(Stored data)
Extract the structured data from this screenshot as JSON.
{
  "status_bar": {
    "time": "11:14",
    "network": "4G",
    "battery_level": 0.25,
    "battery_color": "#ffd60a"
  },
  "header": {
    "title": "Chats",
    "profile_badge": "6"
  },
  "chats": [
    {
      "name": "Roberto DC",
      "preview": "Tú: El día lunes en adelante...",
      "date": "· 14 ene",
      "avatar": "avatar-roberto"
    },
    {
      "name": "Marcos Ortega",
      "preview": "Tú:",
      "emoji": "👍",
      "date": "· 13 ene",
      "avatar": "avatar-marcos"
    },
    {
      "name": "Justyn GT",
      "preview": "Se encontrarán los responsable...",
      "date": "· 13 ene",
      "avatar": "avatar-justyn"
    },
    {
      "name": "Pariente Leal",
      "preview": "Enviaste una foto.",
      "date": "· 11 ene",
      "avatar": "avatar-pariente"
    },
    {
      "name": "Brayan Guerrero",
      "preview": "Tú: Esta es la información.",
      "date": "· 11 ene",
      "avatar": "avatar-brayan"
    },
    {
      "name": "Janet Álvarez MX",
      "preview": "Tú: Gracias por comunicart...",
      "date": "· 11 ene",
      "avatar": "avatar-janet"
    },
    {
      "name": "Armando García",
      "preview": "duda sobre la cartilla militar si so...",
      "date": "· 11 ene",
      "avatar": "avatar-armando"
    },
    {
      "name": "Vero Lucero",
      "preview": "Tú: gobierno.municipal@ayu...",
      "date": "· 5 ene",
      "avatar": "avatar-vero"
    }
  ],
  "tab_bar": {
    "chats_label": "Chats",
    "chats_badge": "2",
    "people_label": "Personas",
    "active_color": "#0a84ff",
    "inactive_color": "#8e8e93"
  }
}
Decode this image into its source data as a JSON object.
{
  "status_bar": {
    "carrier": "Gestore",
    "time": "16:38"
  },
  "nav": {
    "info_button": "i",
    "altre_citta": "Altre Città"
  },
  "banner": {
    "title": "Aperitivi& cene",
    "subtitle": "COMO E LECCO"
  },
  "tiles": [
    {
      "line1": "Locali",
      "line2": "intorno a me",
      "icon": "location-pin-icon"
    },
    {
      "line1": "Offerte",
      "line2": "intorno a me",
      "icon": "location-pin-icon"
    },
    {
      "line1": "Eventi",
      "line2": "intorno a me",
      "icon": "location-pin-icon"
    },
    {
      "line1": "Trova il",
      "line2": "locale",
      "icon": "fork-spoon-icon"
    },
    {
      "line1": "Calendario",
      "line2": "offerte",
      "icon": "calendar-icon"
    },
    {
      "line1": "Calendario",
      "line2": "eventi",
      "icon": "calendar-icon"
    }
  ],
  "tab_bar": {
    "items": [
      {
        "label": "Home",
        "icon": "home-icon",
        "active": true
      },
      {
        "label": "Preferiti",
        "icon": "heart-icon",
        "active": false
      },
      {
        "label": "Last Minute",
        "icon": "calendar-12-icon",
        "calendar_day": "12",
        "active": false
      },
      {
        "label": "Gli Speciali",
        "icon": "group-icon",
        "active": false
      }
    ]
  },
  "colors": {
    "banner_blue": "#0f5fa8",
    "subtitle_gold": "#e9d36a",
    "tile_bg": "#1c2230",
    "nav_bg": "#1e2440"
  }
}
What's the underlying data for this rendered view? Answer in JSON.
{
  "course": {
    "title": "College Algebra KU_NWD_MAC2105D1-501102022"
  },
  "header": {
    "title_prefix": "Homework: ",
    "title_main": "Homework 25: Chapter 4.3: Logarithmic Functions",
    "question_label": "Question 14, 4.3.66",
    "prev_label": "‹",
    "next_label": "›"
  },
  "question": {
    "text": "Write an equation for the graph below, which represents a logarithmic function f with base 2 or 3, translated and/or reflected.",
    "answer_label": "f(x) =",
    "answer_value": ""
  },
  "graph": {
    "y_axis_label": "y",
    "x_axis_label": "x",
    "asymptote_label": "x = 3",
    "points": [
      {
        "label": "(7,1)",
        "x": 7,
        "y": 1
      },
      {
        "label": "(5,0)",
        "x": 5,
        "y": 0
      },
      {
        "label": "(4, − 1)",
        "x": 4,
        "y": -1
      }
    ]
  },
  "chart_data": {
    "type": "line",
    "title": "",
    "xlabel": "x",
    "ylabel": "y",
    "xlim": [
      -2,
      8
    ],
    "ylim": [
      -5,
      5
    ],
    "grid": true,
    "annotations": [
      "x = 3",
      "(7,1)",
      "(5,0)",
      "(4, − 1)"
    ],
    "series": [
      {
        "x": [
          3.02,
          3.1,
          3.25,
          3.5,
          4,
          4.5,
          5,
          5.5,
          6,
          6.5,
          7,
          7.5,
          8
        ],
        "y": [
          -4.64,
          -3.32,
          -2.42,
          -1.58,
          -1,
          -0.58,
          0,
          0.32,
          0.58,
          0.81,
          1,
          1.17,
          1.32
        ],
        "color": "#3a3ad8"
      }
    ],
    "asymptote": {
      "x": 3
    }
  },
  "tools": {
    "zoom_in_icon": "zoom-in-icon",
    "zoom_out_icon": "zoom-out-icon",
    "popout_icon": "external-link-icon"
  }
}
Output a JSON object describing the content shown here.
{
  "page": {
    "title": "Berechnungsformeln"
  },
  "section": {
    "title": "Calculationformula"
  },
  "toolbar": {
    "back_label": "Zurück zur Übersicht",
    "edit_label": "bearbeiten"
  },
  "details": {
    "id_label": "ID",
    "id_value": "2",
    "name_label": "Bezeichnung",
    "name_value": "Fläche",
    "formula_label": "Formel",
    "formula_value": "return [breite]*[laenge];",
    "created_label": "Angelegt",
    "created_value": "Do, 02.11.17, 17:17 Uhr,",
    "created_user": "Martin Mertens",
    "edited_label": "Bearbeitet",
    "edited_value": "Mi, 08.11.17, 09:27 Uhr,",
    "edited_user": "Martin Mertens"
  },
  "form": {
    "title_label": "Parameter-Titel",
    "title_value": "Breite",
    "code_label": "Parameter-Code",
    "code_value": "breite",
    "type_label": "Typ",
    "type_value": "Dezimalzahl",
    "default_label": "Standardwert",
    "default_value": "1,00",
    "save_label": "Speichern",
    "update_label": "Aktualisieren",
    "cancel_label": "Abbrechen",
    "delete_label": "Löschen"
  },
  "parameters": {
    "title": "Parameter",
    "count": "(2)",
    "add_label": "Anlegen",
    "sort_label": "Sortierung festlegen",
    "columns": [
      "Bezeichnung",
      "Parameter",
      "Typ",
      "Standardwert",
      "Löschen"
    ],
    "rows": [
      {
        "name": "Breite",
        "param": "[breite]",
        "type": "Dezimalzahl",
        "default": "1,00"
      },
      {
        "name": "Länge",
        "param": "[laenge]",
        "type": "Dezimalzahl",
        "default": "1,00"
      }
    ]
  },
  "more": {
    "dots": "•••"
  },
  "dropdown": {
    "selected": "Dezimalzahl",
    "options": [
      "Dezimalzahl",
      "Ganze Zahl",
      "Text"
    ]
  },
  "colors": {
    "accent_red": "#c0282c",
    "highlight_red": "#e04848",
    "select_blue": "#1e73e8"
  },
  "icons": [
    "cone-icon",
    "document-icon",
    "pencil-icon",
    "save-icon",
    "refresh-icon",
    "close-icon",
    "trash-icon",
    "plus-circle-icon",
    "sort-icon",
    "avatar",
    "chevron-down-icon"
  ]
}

◆ REQUIREMENTS:
Transcribe every entry exactly, omitting nothing.

◆ FULL OUTPUT:
Extract the structured data from this screenshot as JSON.
{
  "status_bar": {
    "time": "11:14",
    "network": "4G",
    "battery_level": 0.25,
    "battery_color": "#ffd60a"
  },
  "header": {
    "title": "Chats",
    "profile_badge": "6"
  },
  "chats": [
    {
      "name": "Roberto DC",
      "preview": "Tú: El día lunes en adelante...",
      "date": "· 14 ene",
      "avatar": "avatar-roberto"
    },
    {
      "name": "Marcos Ortega",
      "preview": "Tú:",
      "emoji": "👍",
      "date": "· 13 ene",
      "avatar": "avatar-marcos"
    },
    {
      "name": "Justyn GT",
      "preview": "Se encontrarán los responsable...",
      "date": "· 13 ene",
      "avatar": "avatar-justyn"
    },
    {
      "name": "Pariente Leal",
      "preview": "Enviaste una foto.",
      "date": "· 11 ene",
      "avatar": "avatar-pariente"
    },
    {
      "name": "Brayan Guerrero",
      "preview": "Tú: Esta es la información.",
      "date": "· 11 ene",
      "avatar": "avatar-brayan"
    },
    {
      "name": "Janet Álvarez MX",
      "preview": "Tú: Gracias por comunicart...",
      "date": "· 11 ene",
      "avatar": "avatar-janet"
    },
    {
      "name": "Armando García",
      "preview": "duda sobre la cartilla militar si so...",
      "date": "· 11 ene",
      "avatar": "avatar-armando"
    },
    {
      "name": "Vero Lucero",
      "preview": "Tú: gobierno.municipal@ayu...",
      "date": "· 5 ene",
      "avatar": "avatar-vero"
    }
  ],
  "tab_bar": {
    "chats_label": "Chats",
    "chats_badge": "2",
    "people_label": "Personas",
    "active_color": "#0a84ff",
    "inactive_color": "#8e8e93"
  }
}
Decode this image into its source data as a JSON object.
{
  "status_bar": {
    "carrier": "Gestore",
    "time": "16:38"
  },
  "nav": {
    "info_button": "i",
    "altre_citta": "Altre Città"
  },
  "banner": {
    "title": "Aperitivi& cene",
    "subtitle": "COMO E LECCO"
  },
  "tiles": [
    {
      "line1": "Locali",
      "line2": "intorno a me",
      "icon": "location-pin-icon"
    },
    {
      "line1": "Offerte",
      "line2": "intorno a me",
      "icon": "location-pin-icon"
    },
    {
      "line1": "Eventi",
      "line2": "intorno a me",
      "icon": "location-pin-icon"
    },
    {
      "line1": "Trova il",
      "line2": "locale",
      "icon": "fork-spoon-icon"
    },
    {
      "line1": "Calendario",
      "line2": "offerte",
      "icon": "calendar-icon"
    },
    {
      "line1": "Calendario",
      "line2": "eventi",
      "icon": "calendar-icon"
    }
  ],
  "tab_bar": {
    "items": [
      {
        "label": "Home",
        "icon": "home-icon",
        "active": true
      },
      {
        "label": "Preferiti",
        "icon": "heart-icon",
        "active": false
      },
      {
        "label": "Last Minute",
        "icon": "calendar-12-icon",
        "calendar_day": "12",
        "active": false
      },
      {
        "label": "Gli Speciali",
        "icon": "group-icon",
        "active": false
      }
    ]
  },
  "colors": {
    "banner_blue": "#0f5fa8",
    "subtitle_gold": "#e9d36a",
    "tile_bg": "#1c2230",
    "nav_bg": "#1e2440"
  }
}
What's the underlying data for this rendered view? Answer in JSON.
{
  "course": {
    "title": "College Algebra KU_NWD_MAC2105D1-501102022"
  },
  "header": {
    "title_prefix": "Homework: ",
    "title_main": "Homework 25: Chapter 4.3: Logarithmic Functions",
    "question_label": "Question 14, 4.3.66",
    "prev_label": "‹",
    "next_label": "›"
  },
  "question": {
    "text": "Write an equation for the graph below, which represents a logarithmic function f with base 2 or 3, translated and/or reflected.",
    "answer_label": "f(x) =",
    "answer_value": ""
  },
  "graph": {
    "y_axis_label": "y",
    "x_axis_label": "x",
    "asymptote_label": "x = 3",
    "points": [
      {
        "label": "(7,1)",
        "x": 7,
        "y": 1
      },
      {
        "label": "(5,0)",
        "x": 5,
        "y": 0
      },
      {
        "label": "(4, − 1)",
        "x": 4,
        "y": -1
      }
    ]
  },
  "chart_data": {
    "type": "line",
    "title": "",
    "xlabel": "x",
    "ylabel": "y",
    "xlim": [
      -2,
      8
    ],
    "ylim": [
      -5,
      5
    ],
    "grid": true,
    "annotations": [
      "x = 3",
      "(7,1)",
      "(5,0)",
      "(4, − 1)"
    ],
    "series": [
      {
        "x": [
          3.02,
          3.1,
          3.25,
          3.5,
          4,
          4.5,
          5,
          5.5,
          6,
          6.5,
          7,
          7.5,
          8
        ],
        "y": [
          -4.64,
          -3.32,
          -2.42,
          -1.58,
          -1,
          -0.58,
          0,
          0.32,
          0.58,
          0.81,
          1,
          1.17,
          1.32
        ],
        "color": "#3a3ad8"
      }
    ],
    "asymptote": {
      "x": 3
    }
  },
  "tools": {
    "zoom_in_icon": "zoom-in-icon",
    "zoom_out_icon": "zoom-out-icon",
    "popout_icon": "external-link-icon"
  }
}
Output a JSON object describing the content shown here.
{
  "page": {
    "title": "Berechnungsformeln"
  },
  "section": {
    "title": "Calculationformula"
  },
  "toolbar": {
    "back_label": "Zurück zur Übersicht",
    "edit_label": "bearbeiten"
  },
  "details": {
    "id_label": "ID",
    "id_value": "2",
    "name_label": "Bezeichnung",
    "name_value": "Fläche",
    "formula_label": "Formel",
    "formula_value": "return [breite]*[laenge];",
    "created_label": "Angelegt",
    "created_value": "Do, 02.11.17, 17:17 Uhr,",
    "created_user": "Martin Mertens",
    "edited_label": "Bearbeitet",
    "edited_value": "Mi, 08.11.17, 09:27 Uhr,",
    "edited_user": "Martin Mertens"
  },
  "form": {
    "title_label": "Parameter-Titel",
    "title_value": "Breite",
    "code_label": "Parameter-Code",
    "code_value": "breite",
    "type_label": "Typ",
    "type_value": "Dezimalzahl",
    "default_label": "Standardwert",
    "default_value": "1,00",
    "save_label": "Speichern",
    "update_label": "Aktualisieren",
    "cancel_label": "Abbrechen",
    "delete_label": "Löschen"
  },
  "parameters": {
    "title": "Parameter",
    "count": "(2)",
    "add_label": "Anlegen",
    "sort_label": "Sortierung festlegen",
    "columns": [
      "Bezeichnung",
      "Parameter",
      "Typ",
      "Standardwert",
      "Löschen"
    ],
    "rows": [
      {
        "name": "Breite",
        "param": "[breite]",
        "type": "Dezimalzahl",
        "default": "1,00"
      },
      {
        "name": "Länge",
        "param": "[laenge]",
        "type": "Dezimalzahl",
        "default": "1,00"
      }
    ]
  },
  "more": {
    "dots": "•••"
  },
  "dropdown": {
    "selected": "Dezimalzahl",
    "options": [
      "Dezimalzahl",
      "Ganze Zahl",
      "Text"
    ]
  },
  "colors": {
    "accent_red": "#c0282c",
    "highlight_red": "#e04848",
    "select_blue": "#1e73e8"
  },
  "icons": [
    "cone-icon",
    "document-icon",
    "pencil-icon",
    "save-icon",
    "refresh-icon",
    "close-icon",
    "trash-icon",
    "plus-circle-icon",
    "sort-icon",
    "avatar",
    "chevron-down-icon"
  ]
}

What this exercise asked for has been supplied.